Records to process
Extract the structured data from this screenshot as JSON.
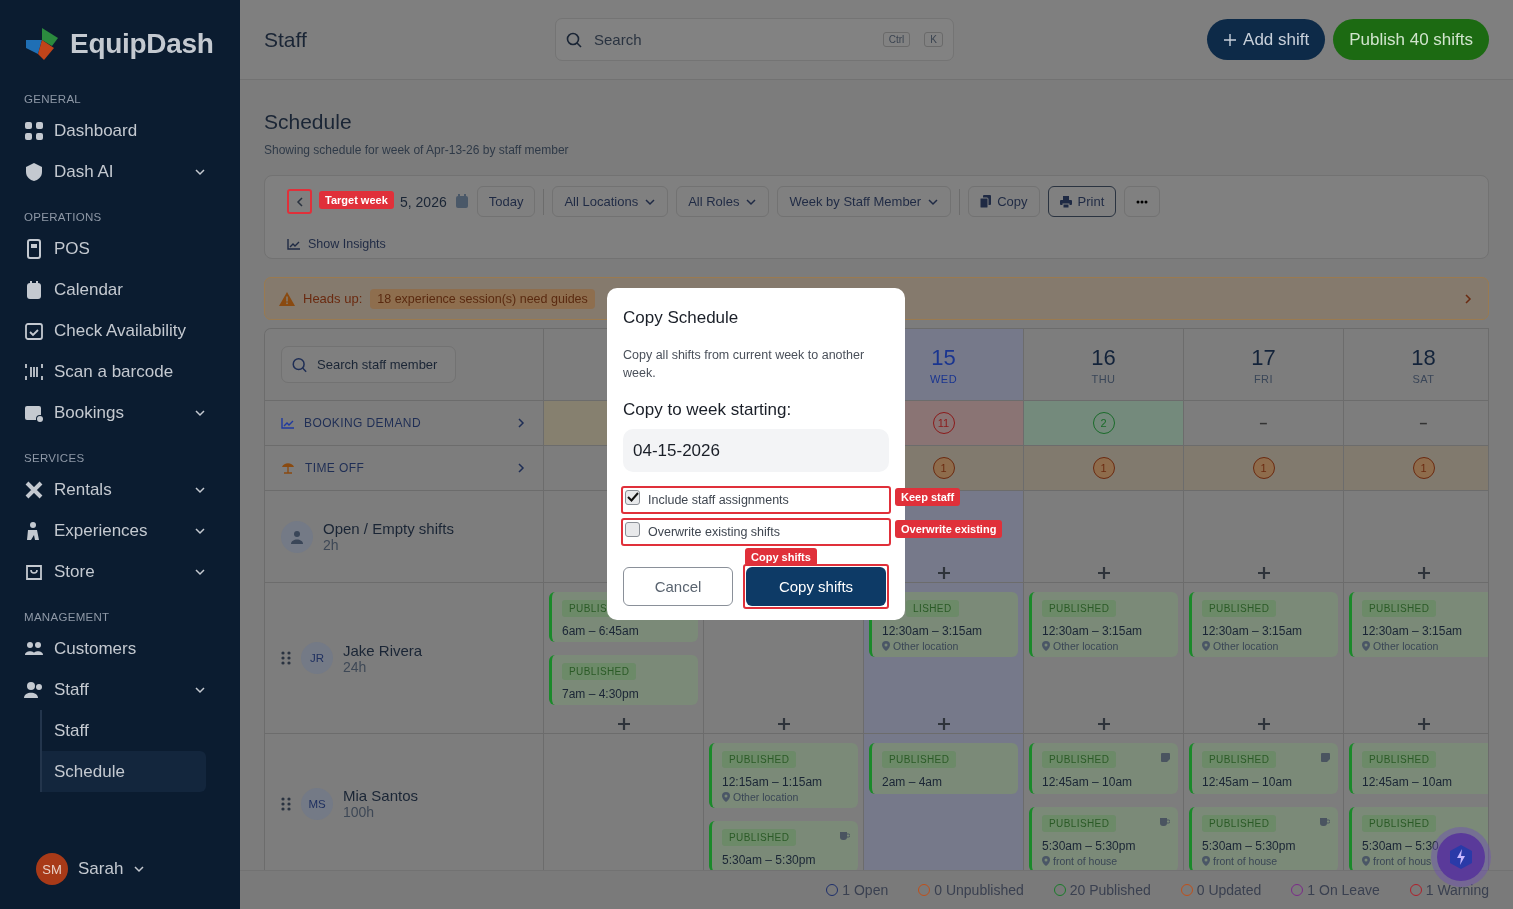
{
  "sidebar": {
    "brand": "EquipDash",
    "sections": [
      {
        "title": "GENERAL",
        "items": [
          {
            "label": "Dashboard",
            "submenu": false,
            "selected": false
          },
          {
            "label": "Dash AI",
            "submenu": true,
            "selected": false
          }
        ]
      },
      {
        "title": "OPERATIONS",
        "items": [
          {
            "label": "POS",
            "submenu": false,
            "selected": false
          },
          {
            "label": "Calendar",
            "submenu": false,
            "selected": false
          },
          {
            "label": "Check Availability",
            "submenu": false,
            "selected": false
          },
          {
            "label": "Scan a barcode",
            "submenu": false,
            "selected": false
          },
          {
            "label": "Bookings",
            "submenu": true,
            "selected": false
          }
        ]
      },
      {
        "title": "SERVICES",
        "items": [
          {
            "label": "Rentals",
            "submenu": true,
            "selected": false
          },
          {
            "label": "Experiences",
            "submenu": true,
            "selected": false
          },
          {
            "label": "Store",
            "submenu": true,
            "selected": false
          }
        ]
      },
      {
        "title": "MANAGEMENT",
        "items": [
          {
            "label": "Customers",
            "submenu": false,
            "selected": false
          },
          {
            "label": "Staff",
            "submenu": true,
            "selected": false,
            "children": [
              {
                "label": "Staff",
                "selected": false
              },
              {
                "label": "Schedule",
                "selected": true
              }
            ]
          }
        ]
      }
    ],
    "user": {
      "initials": "SM",
      "name": "Sarah"
    }
  },
  "header": {
    "title": "Staff",
    "search": {
      "placeholder": "Search",
      "keys": [
        "Ctrl",
        "K"
      ]
    },
    "buttons": [
      {
        "label": "Add shift",
        "kind": "add"
      },
      {
        "label": "Publish 40 shifts",
        "kind": "publish"
      }
    ]
  },
  "page": {
    "title": "Schedule",
    "subtitle": "Showing schedule for week of Apr-13-26 by staff member"
  },
  "toolbar": {
    "prev_annotation": "Target week",
    "date": "5, 2026",
    "controls": [
      {
        "label": "Today",
        "kind": "today",
        "divider_after": true
      },
      {
        "label": "All Locations",
        "kind": "dropdown",
        "divider_after": false
      },
      {
        "label": "All Roles",
        "kind": "dropdown",
        "divider_after": false
      },
      {
        "label": "Week by Staff Member",
        "kind": "dropdown",
        "divider_after": true
      },
      {
        "label": "Copy",
        "kind": "copy",
        "divider_after": false
      },
      {
        "label": "Print",
        "kind": "print",
        "divider_after": false
      },
      {
        "kind": "more",
        "divider_after": false
      }
    ],
    "insights": "Show Insights"
  },
  "notice": {
    "label": "Heads up:",
    "badge": "18 experience session(s) need guides"
  },
  "schedule": {
    "search": {
      "placeholder": "Search staff member"
    },
    "columns": [
      {
        "date": "15",
        "weekday": "WED",
        "today": true
      },
      {
        "date": "16",
        "weekday": "THU",
        "today": false
      },
      {
        "date": "17",
        "weekday": "FRI",
        "today": false
      },
      {
        "date": "18",
        "weekday": "SAT",
        "today": false
      }
    ],
    "booking_demand": {
      "label": "BOOKING DEMAND",
      "cells": [
        {
          "kind": "tinted"
        },
        {
          "kind": "empty"
        },
        {
          "kind": "high",
          "count": "11"
        },
        {
          "kind": "ok",
          "count": "2"
        },
        {
          "kind": "none",
          "text": "–"
        },
        {
          "kind": "none",
          "text": "–"
        }
      ]
    },
    "time_off": {
      "label": "TIME OFF",
      "cells": [
        {
          "kind": "empty"
        },
        {
          "kind": "empty"
        },
        {
          "kind": "leave",
          "count": "1"
        },
        {
          "kind": "leave",
          "count": "1"
        },
        {
          "kind": "leave",
          "count": "1"
        },
        {
          "kind": "leave",
          "count": "1"
        }
      ]
    },
    "staff": [
      {
        "kind": "open",
        "name": "Open / Empty shifts",
        "hours": "2h",
        "cells": [
          {},
          {},
          {
            "add": true
          },
          {
            "add": true
          },
          {
            "add": true
          },
          {
            "add": true
          }
        ]
      },
      {
        "kind": "member",
        "initials": "JR",
        "name": "Jake Rivera",
        "hours": "24h",
        "cells": [
          {
            "add": true,
            "shifts": [
              {
                "kind": "published",
                "status": "PUBLIS",
                "time": "6am – 6:45am"
              },
              {
                "kind": "published",
                "status": "PUBLISHED",
                "time": "7am – 4:30pm"
              }
            ]
          },
          {
            "add": true
          },
          {
            "add": true,
            "shifts": [
              {
                "kind": "published",
                "status": "LISHED",
                "clipped": true,
                "time": "12:30am – 3:15am",
                "location": "Other location"
              }
            ]
          },
          {
            "add": true,
            "shifts": [
              {
                "kind": "published",
                "status": "PUBLISHED",
                "time": "12:30am – 3:15am",
                "location": "Other location"
              }
            ]
          },
          {
            "add": true,
            "shifts": [
              {
                "kind": "published",
                "status": "PUBLISHED",
                "time": "12:30am – 3:15am",
                "location": "Other location"
              }
            ]
          },
          {
            "add": true,
            "shifts": [
              {
                "kind": "published",
                "status": "PUBLISHED",
                "time": "12:30am – 3:15am",
                "location": "Other location"
              }
            ]
          }
        ]
      },
      {
        "kind": "member",
        "initials": "MS",
        "name": "Mia Santos",
        "hours": "100h",
        "cells": [
          {
            "add": false
          },
          {
            "add": false,
            "shifts": [
              {
                "kind": "published",
                "status": "PUBLISHED",
                "time": "12:15am – 1:15am",
                "location": "Other location"
              },
              {
                "kind": "published",
                "status": "PUBLISHED",
                "time": "5:30am – 5:30pm",
                "break": true
              }
            ]
          },
          {
            "add": false,
            "shifts": [
              {
                "kind": "published",
                "status": "PUBLISHED",
                "time": "2am – 4am"
              }
            ]
          },
          {
            "add": false,
            "shifts": [
              {
                "kind": "published",
                "status": "PUBLISHED",
                "time": "12:45am – 10am",
                "note": true
              },
              {
                "kind": "published",
                "status": "PUBLISHED",
                "time": "5:30am – 5:30pm",
                "location": "front of house",
                "break": true
              }
            ]
          },
          {
            "add": false,
            "shifts": [
              {
                "kind": "published",
                "status": "PUBLISHED",
                "time": "12:45am – 10am",
                "note": true
              },
              {
                "kind": "published",
                "status": "PUBLISHED",
                "time": "5:30am – 5:30pm",
                "location": "front of house",
                "break": true
              }
            ]
          },
          {
            "add": false,
            "shifts": [
              {
                "kind": "published",
                "status": "PUBLISHED",
                "time": "12:45am – 10am"
              },
              {
                "kind": "published",
                "status": "PUBLISHED",
                "time": "5:30am – 5:30",
                "location": "front of hous"
              }
            ]
          }
        ]
      }
    ]
  },
  "status_bar": [
    {
      "label": "1 Open",
      "color": "#1e2f6b"
    },
    {
      "label": "0 Unpublished",
      "color": "#c0501a"
    },
    {
      "label": "20 Published",
      "color": "#1a7a2a"
    },
    {
      "label": "0 Updated",
      "color": "#c0501a"
    },
    {
      "label": "1 On Leave",
      "color": "#7a2a8a"
    },
    {
      "label": "1 Warning",
      "color": "#b0202a"
    }
  ],
  "dialog": {
    "title": "Copy Schedule",
    "description": "Copy all shifts from current week to another week.",
    "field_label": "Copy to week starting:",
    "value": "04-15-2026",
    "options": [
      {
        "label": "Include staff assignments",
        "checked": true,
        "annotation": "Keep staff"
      },
      {
        "label": "Overwrite existing shifts",
        "checked": false,
        "annotation": "Overwrite existing"
      }
    ],
    "buttons": [
      {
        "label": "Cancel",
        "kind": "secondary"
      },
      {
        "label": "Copy shifts",
        "kind": "primary",
        "annotation": "Copy shifts"
      }
    ]
  }
}
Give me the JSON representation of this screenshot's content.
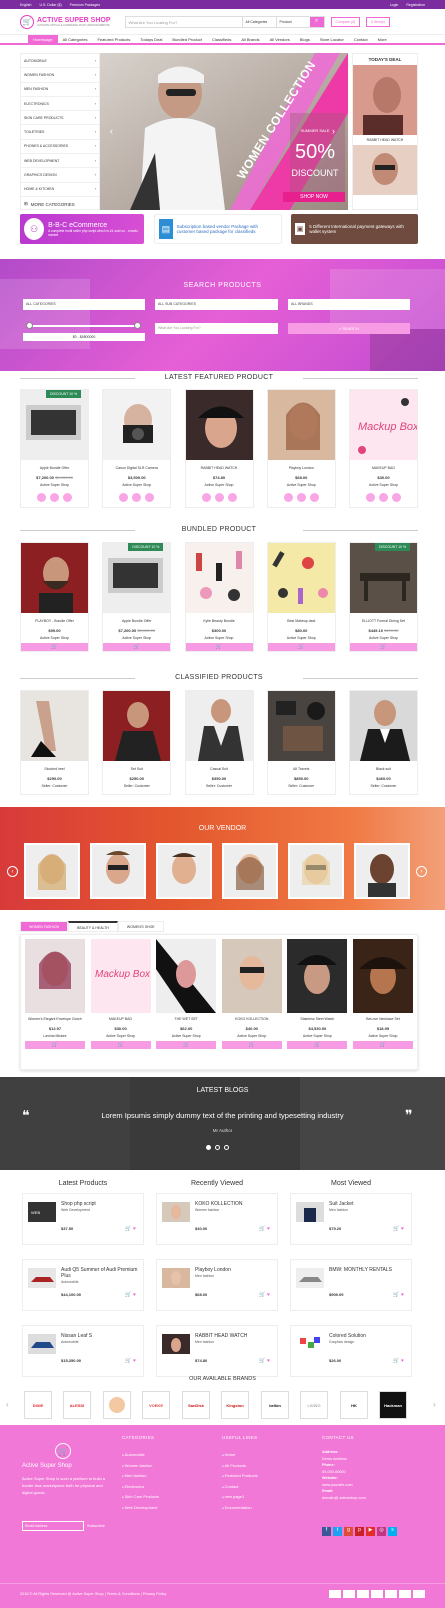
{
  "topbar": {
    "language": "English",
    "currency": "U.S. Dollar ($)",
    "premium": "Premium Packages",
    "login": "Login",
    "register": "Registration"
  },
  "header": {
    "logo_name": "ACTIVE SUPER SHOP",
    "logo_tag": "ULTIMATE VIRTUAL E-COMMERCE MULTI-VENDOR WEBSITE",
    "search_placeholder": "What Are You Looking For?",
    "category_select": "All Categories",
    "type_select": "Product",
    "compare": "Compare (0)",
    "cart": "0 item(s)"
  },
  "nav": [
    "Homepage",
    "All Categories",
    "Featured Products",
    "Todays Deal",
    "Bundled Product",
    "Classifieds",
    "All Brands",
    "All Vendors",
    "Blogs",
    "Store Locator",
    "Contact",
    "More"
  ],
  "categories": [
    "AUTOMOBILE",
    "WOMEN FASHION",
    "MEN FASHION",
    "ELECTRONICS",
    "SKIN CARE PRODUCTS",
    "TOILETRIES",
    "PHONES & ACCESSORIES",
    "WEB DEVELOPMENT",
    "GRAPHICS DESIGN",
    "HOME & KITCHEN"
  ],
  "more_categories": "MORE CATEGORIES",
  "hero": {
    "vertical": "WOMEN COLLECTION",
    "sale": "SUMMER SALE",
    "percent": "50%",
    "discount": "DISCOUNT",
    "button": "SHOP NOW"
  },
  "todays_deal": {
    "title": "TODAY'S DEAL",
    "item": "RABBIT HEAD WATCH"
  },
  "banners": {
    "b1_title": "B-B-C eCommerce",
    "b1_text": "A complete multi seller php script which is #1 sold on - envato market",
    "b2_text": "Subscription based vendor Package with customer based package for classifieds",
    "b3_text": "5 Different International payment gateways with wallet system"
  },
  "search_products": {
    "title": "SEARCH PRODUCTS",
    "cat": "ALL CATEGORIES",
    "subcat": "ALL SUB CATEGORIES",
    "brands": "ALL BRANDS",
    "range": "$0 - $4800000",
    "placeholder": "What Are You Looking For?",
    "button": "SEARCH"
  },
  "featured": {
    "title": "LATEST FEATURED PRODUCT",
    "items": [
      {
        "name": "Apple Bundle Offer",
        "price": "$7,200.00",
        "old": "$8,000.00",
        "seller": "Active Super Shop",
        "discount": "DISCOUNT 10 %"
      },
      {
        "name": "Canon Digital SLR Camera",
        "price": "$3,500.00",
        "old": "",
        "seller": "Active Super Shop",
        "discount": ""
      },
      {
        "name": "RABBIT HEAD WATCH",
        "price": "$74.80",
        "old": "",
        "seller": "Active Super Shop",
        "discount": ""
      },
      {
        "name": "Playboy London",
        "price": "$68.00",
        "old": "",
        "seller": "Active Super Shop",
        "discount": ""
      },
      {
        "name": "MAKEUP BAG",
        "price": "$30.00",
        "old": "",
        "seller": "Active Super Shop",
        "discount": ""
      }
    ]
  },
  "bundled": {
    "title": "BUNDLED PRODUCT",
    "items": [
      {
        "name": "PLAYBOY - Bundle Offer",
        "price": "$99.00",
        "old": "",
        "seller": "Active Super Shop",
        "discount": ""
      },
      {
        "name": "Apple Bundle Offer",
        "price": "$7,200.00",
        "old": "$8,000.00",
        "seller": "Active Super Shop",
        "discount": "DISCOUNT 10 %"
      },
      {
        "name": "Kylie Beauty Bundle",
        "price": "$300.00",
        "old": "",
        "seller": "Active Super Shop",
        "discount": ""
      },
      {
        "name": "Best Makeup deal",
        "price": "$80.00",
        "old": "",
        "seller": "Active Super Shop",
        "discount": ""
      },
      {
        "name": "ELLIOTT Formal Dining Set",
        "price": "$449.10",
        "old": "$499.00",
        "seller": "Active Super Shop",
        "discount": "DISCOUNT 10 %"
      }
    ]
  },
  "classified": {
    "title": "CLASSIFIED PRODUCTS",
    "items": [
      {
        "name": "Stocked heel",
        "price": "$290.00",
        "seller": "Seller: Customer"
      },
      {
        "name": "Set Suit",
        "price": "$250.00",
        "seller": "Seller: Customer"
      },
      {
        "name": "Casual Suit",
        "price": "$350.00",
        "seller": "Seller: Customer"
      },
      {
        "name": "All Travels",
        "price": "$850.00",
        "seller": "Seller: Customer"
      },
      {
        "name": "Black suit",
        "price": "$460.00",
        "seller": "Seller: Customer"
      }
    ]
  },
  "vendor": {
    "title": "OUR VENDOR"
  },
  "tabs": [
    "WOMEN FASHION",
    "BEAUTY & HEALTH",
    "WOMEN'S SHOE"
  ],
  "tab_items": [
    {
      "name": "Women's Elegant Envelope Clutch",
      "price": "$12.97",
      "seller": "Lavinia Mickee"
    },
    {
      "name": "MAKEUP BAG",
      "price": "$30.00",
      "seller": "Active Super Shop"
    },
    {
      "name": "THE WET SET",
      "price": "$62.00",
      "seller": "Active Super Shop"
    },
    {
      "name": "KOKO KOLLECTION",
      "price": "$40.00",
      "seller": "Active Super Shop"
    },
    {
      "name": "Stainless Steel Watch",
      "price": "$4,530.00",
      "seller": "Active Super Shop"
    },
    {
      "name": "BeLove Necklace Set",
      "price": "$18.95",
      "seller": "Active Super Shop"
    }
  ],
  "blogs": {
    "title": "LATEST BLOGS",
    "text": "Lorem Ipsumis simply dummy text of the printing and typesetting industry",
    "author": "Mr Author"
  },
  "latest_products": {
    "title": "Latest Products",
    "items": [
      {
        "name": "Shop php script",
        "cat": "Web Development",
        "price": "$37.50"
      },
      {
        "name": "Audi Q5 Summer of Audi Premium Plus",
        "cat": "Automobile",
        "price": "$44,100.00"
      },
      {
        "name": "Nissan Leaf S",
        "cat": "Automobile",
        "price": "$15,350.00"
      }
    ]
  },
  "recently_viewed": {
    "title": "Recently Viewed",
    "items": [
      {
        "name": "KOKO KOLLECTION",
        "cat": "Women fashion",
        "price": "$40.00"
      },
      {
        "name": "Playboy London",
        "cat": "Men fashion",
        "price": "$68.00"
      },
      {
        "name": "RABBIT HEAD WATCH",
        "cat": "Men fashion",
        "price": "$74.80"
      }
    ]
  },
  "most_viewed": {
    "title": "Most Viewed",
    "items": [
      {
        "name": "Suit Jacket",
        "cat": "Men fashion",
        "price": "$79.20"
      },
      {
        "name": "BMW: MONTHLY RENTALS",
        "cat": "",
        "price": "$909.09"
      },
      {
        "name": "Colored Solution",
        "cat": "Graphics design",
        "price": "$26.00"
      }
    ]
  },
  "brands": {
    "title": "OUR AVAILABLE BRANDS",
    "items": [
      "DIXIE",
      "ALESSI",
      "",
      "VOEKE",
      "SanDisk",
      "Kingston",
      "belkin",
      "LIVING",
      "HK",
      "Hackman"
    ]
  },
  "footer": {
    "brand": "Active Super Shop",
    "about": "Active Super Shop is such a platform to build a border less marketplace both for physical and digital goods.",
    "email_placeholder": "Email Address",
    "subscribe": "Subscribe",
    "categories_title": "CATEGORIES",
    "categories": [
      "Automobile",
      "Women fashion",
      "Men fashion",
      "Electronics",
      "Skin Care Products",
      "Web Development"
    ],
    "links_title": "USEFUL LINKS",
    "links": [
      "Home",
      "All Products",
      "Featured Products",
      "Contact",
      "new page1",
      "Documentation"
    ],
    "contact_title": "CONTACT US",
    "address_label": "Address:",
    "address": "Demo Address",
    "phone_label": "Phone:",
    "phone": "00-000-00000",
    "website_label": "Website:",
    "website": "www.yoursite.com",
    "email_label": "Email:",
    "email": "domain@ activeshop.com",
    "copyright": "2018 © All Rights Reserved @ Active Super Shop | Terms & Conditions | Privacy Policy"
  },
  "colors": {
    "pink": "#f06ad6",
    "purple": "#7b2c9e",
    "green": "#2e8b57"
  }
}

Your objective
From the records above, pull out every line containing the word "KOKO".

Worked answer
      "name": "KOKO KOLLECTION",
        "name": "KOKO KOLLECTION",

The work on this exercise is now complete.